++++ Data records
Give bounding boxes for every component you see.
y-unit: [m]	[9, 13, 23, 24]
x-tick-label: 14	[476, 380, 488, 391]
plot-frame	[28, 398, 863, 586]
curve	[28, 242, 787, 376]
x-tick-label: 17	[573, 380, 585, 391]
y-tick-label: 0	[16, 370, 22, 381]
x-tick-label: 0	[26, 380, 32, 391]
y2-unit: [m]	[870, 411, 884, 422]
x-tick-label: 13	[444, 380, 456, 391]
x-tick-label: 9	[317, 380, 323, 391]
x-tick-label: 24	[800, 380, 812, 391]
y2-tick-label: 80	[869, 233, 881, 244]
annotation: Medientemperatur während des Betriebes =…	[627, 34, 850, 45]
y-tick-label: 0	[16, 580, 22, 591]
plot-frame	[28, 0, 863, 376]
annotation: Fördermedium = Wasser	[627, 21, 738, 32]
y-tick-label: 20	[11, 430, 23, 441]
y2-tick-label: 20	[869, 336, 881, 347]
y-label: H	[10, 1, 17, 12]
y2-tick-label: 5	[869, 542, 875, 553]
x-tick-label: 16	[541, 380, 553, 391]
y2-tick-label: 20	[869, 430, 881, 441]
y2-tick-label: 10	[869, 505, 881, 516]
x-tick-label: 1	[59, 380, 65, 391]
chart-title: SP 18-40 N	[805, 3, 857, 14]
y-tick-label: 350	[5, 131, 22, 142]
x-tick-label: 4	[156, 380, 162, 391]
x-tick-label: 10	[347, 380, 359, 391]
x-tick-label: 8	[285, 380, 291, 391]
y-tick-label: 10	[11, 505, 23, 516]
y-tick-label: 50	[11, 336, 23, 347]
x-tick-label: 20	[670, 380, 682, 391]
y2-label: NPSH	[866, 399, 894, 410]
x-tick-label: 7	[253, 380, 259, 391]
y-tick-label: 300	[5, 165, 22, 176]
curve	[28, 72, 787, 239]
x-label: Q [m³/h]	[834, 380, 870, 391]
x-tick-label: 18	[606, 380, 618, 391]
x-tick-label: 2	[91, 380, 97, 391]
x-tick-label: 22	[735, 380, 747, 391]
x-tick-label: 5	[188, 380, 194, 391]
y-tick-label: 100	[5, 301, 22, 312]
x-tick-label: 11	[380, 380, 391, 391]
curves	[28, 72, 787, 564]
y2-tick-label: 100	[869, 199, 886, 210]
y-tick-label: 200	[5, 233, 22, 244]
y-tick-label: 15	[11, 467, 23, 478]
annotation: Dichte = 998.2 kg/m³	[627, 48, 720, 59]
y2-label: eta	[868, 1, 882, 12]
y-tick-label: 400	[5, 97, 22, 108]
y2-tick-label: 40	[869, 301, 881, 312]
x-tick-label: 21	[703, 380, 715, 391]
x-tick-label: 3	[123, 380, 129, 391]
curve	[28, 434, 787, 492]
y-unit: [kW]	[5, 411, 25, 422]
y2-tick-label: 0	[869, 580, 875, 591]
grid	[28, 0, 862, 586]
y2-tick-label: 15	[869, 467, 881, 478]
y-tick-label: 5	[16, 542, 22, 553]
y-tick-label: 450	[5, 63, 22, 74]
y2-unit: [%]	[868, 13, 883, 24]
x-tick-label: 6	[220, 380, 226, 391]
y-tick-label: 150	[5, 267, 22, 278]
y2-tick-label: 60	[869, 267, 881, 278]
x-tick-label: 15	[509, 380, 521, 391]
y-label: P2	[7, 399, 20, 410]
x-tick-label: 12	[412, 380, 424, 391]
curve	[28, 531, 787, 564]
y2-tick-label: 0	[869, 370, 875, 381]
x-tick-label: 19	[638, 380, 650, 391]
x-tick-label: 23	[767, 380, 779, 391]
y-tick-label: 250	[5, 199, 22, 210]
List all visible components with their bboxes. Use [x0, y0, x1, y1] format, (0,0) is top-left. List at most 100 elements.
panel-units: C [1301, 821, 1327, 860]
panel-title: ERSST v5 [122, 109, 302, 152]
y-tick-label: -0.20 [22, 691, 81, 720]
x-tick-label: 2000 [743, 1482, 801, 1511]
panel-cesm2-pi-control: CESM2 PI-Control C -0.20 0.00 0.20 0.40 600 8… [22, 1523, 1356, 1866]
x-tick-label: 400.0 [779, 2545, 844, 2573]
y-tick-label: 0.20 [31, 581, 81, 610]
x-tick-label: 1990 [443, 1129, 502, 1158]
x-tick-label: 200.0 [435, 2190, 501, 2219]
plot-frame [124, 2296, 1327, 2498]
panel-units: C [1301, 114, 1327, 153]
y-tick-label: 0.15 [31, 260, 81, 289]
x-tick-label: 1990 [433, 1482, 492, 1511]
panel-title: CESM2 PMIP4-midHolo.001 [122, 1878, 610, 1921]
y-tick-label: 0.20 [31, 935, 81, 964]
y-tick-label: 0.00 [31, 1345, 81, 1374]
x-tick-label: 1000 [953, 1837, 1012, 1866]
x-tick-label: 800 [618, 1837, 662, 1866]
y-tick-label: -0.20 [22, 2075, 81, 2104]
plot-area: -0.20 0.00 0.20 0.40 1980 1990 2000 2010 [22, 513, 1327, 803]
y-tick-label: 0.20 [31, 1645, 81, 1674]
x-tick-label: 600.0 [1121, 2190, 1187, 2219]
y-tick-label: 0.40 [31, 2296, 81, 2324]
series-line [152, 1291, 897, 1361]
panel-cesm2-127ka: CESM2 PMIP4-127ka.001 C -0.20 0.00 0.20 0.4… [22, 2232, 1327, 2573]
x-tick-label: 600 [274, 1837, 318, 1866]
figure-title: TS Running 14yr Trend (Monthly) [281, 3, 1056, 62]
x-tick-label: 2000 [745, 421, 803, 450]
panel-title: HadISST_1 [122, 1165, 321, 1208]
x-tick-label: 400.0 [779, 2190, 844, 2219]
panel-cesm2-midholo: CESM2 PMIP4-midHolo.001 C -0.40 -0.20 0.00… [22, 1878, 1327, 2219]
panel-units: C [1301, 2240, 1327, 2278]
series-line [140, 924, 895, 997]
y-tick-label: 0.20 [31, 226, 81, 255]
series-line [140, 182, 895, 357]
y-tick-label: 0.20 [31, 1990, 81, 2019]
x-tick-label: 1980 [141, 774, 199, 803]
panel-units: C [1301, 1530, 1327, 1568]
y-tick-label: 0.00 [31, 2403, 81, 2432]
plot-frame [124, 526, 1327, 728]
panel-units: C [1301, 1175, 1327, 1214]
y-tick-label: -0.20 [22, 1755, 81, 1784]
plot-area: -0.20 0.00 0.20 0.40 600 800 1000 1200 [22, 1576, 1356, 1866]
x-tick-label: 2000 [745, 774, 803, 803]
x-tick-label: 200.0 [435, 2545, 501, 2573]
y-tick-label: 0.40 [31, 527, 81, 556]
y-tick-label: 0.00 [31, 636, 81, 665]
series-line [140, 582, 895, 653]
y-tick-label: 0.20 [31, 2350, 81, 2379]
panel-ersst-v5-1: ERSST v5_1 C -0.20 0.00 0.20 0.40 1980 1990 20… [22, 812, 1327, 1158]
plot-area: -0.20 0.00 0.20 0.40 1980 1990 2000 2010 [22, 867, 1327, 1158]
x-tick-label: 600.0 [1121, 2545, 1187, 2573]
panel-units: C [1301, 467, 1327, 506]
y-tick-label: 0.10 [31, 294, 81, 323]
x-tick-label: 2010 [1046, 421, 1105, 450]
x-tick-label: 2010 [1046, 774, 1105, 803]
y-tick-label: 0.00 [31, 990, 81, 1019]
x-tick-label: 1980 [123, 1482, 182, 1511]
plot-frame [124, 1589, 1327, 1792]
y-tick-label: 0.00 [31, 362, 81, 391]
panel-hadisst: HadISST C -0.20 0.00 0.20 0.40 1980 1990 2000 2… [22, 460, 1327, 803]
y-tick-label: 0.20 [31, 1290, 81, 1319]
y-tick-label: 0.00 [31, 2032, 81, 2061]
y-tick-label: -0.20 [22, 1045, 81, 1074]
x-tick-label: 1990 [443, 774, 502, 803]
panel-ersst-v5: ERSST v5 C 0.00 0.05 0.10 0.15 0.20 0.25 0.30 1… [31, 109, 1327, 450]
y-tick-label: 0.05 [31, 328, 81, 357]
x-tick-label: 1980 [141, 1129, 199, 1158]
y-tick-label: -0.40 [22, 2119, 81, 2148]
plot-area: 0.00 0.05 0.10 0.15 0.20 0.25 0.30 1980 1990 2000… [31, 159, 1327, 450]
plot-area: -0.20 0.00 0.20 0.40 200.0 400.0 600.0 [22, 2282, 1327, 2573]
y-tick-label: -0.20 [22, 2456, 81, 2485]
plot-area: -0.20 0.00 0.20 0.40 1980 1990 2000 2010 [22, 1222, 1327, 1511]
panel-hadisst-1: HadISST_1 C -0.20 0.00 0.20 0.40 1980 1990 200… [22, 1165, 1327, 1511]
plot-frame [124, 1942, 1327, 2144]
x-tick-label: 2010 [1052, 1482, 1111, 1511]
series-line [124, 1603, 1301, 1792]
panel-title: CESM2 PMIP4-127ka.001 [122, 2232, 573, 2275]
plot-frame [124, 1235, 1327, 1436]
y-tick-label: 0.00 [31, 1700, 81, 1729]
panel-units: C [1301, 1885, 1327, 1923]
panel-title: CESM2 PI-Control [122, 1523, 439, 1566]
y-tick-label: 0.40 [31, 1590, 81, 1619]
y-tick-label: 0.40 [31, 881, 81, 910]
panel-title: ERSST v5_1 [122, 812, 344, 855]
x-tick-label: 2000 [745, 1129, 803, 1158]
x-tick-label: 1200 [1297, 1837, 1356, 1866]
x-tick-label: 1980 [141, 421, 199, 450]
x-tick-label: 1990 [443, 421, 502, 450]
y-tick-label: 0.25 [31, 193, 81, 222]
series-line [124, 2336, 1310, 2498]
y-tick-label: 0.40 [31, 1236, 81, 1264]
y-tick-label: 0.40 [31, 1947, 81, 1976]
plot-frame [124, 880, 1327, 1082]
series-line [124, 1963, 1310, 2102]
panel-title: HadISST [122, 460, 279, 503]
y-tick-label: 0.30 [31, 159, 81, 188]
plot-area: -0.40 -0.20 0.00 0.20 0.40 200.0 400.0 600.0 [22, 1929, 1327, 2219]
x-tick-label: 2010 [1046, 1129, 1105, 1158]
++++++++
Goal: Extract the lines of the records, starting with the first line and ending with the line that contains "370, 22, 381]", and copy them out unchanged.

Written answer:
Give bounding boxes for every component you see.
y-unit: [m]	[9, 13, 23, 24]
x-tick-label: 14	[476, 380, 488, 391]
plot-frame	[28, 398, 863, 586]
curve	[28, 242, 787, 376]
x-tick-label: 17	[573, 380, 585, 391]
y-tick-label: 0	[16, 370, 22, 381]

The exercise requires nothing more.